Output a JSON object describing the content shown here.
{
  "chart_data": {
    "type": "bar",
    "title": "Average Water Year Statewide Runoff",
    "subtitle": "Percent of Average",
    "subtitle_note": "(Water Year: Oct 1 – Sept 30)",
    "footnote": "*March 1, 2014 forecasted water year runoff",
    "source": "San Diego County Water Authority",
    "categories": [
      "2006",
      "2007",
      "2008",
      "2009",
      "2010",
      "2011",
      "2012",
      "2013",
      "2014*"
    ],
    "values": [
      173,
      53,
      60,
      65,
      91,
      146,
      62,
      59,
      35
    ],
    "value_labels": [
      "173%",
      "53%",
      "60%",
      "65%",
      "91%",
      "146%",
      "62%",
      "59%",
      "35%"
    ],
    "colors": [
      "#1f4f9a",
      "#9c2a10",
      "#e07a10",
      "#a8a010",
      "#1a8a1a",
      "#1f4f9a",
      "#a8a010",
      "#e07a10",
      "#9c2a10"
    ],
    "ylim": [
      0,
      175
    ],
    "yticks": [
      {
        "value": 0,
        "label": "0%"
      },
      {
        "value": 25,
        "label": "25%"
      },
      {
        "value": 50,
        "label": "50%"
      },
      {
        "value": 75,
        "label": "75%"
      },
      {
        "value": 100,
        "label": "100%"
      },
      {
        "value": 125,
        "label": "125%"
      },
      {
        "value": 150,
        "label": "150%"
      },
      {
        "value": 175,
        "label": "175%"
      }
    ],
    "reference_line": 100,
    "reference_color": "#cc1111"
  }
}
-*-*-
**Short problem**
Find "Average". Copy every line it occurs in.

**The solution**
    "title": "Average Water Year Statewide Runoff",
    "subtitle": "Percent of Average",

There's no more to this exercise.